— YOUR TASK —
The records that follow are to be repeated exactly, with the pictures removed.

— TASK INPUT —
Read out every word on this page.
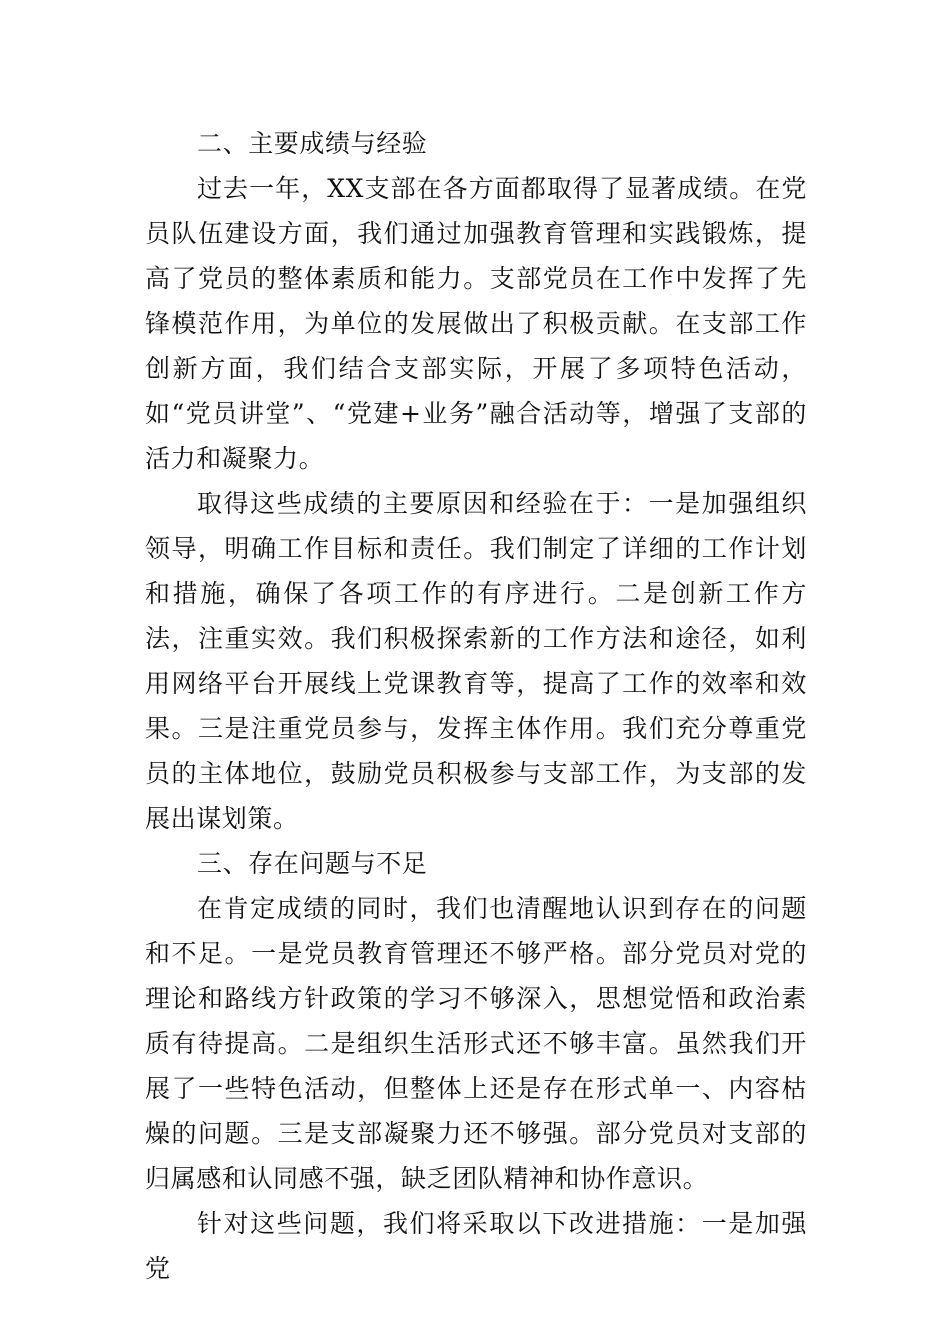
二、主要成绩与经验

过去一年，XX支部在各方面都取得了显著成绩。在党员队伍建设方面，我们通过加强教育管理和实践锻炼，提高了党员的整体素质和能力。支部党员在工作中发挥了先锋模范作用，为单位的发展做出了积极贡献。在支部工作创新方面，我们结合支部实际，开展了多项特色活动，如“党员讲堂”、“党建+业务”融合活动等，增强了支部的活力和凝聚力。

取得这些成绩的主要原因和经验在于：一是加强组织领导，明确工作目标和责任。我们制定了详细的工作计划和措施，确保了各项工作的有序进行。二是创新工作方法，注重实效。我们积极探索新的工作方法和途径，如利用网络平台开展线上党课教育等，提高了工作的效率和效果。三是注重党员参与，发挥主体作用。我们充分尊重党员的主体地位，鼓励党员积极参与支部工作，为支部的发展出谋划策。

三、存在问题与不足

在肯定成绩的同时，我们也清醒地认识到存在的问题和不足。一是党员教育管理还不够严格。部分党员对党的理论和路线方针政策的学习不够深入，思想觉悟和政治素质有待提高。二是组织生活形式还不够丰富。虽然我们开展了一些特色活动，但整体上还是存在形式单一、内容枯燥的问题。三是支部凝聚力还不够强。部分党员对支部的归属感和认同感不强，缺乏团队精神和协作意识。

针对这些问题，我们将采取以下改进措施：一是加强党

— EXERCISE RESPONSE —
Read out every word on this page.
二、主要成绩与经验

过去一年，XX支部在各方面都取得了显著成绩。在党员队伍建设方面，我们通过加强教育管理和实践锻炼，提高了党员的整体素质和能力。支部党员在工作中发挥了先锋模范作用，为单位的发展做出了积极贡献。在支部工作创新方面，我们结合支部实际，开展了多项特色活动，如“党员讲堂”、“党建+业务”融合活动等，增强了支部的活力和凝聚力。

取得这些成绩的主要原因和经验在于：一是加强组织领导，明确工作目标和责任。我们制定了详细的工作计划和措施，确保了各项工作的有序进行。二是创新工作方法，注重实效。我们积极探索新的工作方法和途径，如利用网络平台开展线上党课教育等，提高了工作的效率和效果。三是注重党员参与，发挥主体作用。我们充分尊重党员的主体地位，鼓励党员积极参与支部工作，为支部的发展出谋划策。

三、存在问题与不足

在肯定成绩的同时，我们也清醒地认识到存在的问题和不足。一是党员教育管理还不够严格。部分党员对党的理论和路线方针政策的学习不够深入，思想觉悟和政治素质有待提高。二是组织生活形式还不够丰富。虽然我们开展了一些特色活动，但整体上还是存在形式单一、内容枯燥的问题。三是支部凝聚力还不够强。部分党员对支部的归属感和认同感不强，缺乏团队精神和协作意识。

针对这些问题，我们将采取以下改进措施：一是加强党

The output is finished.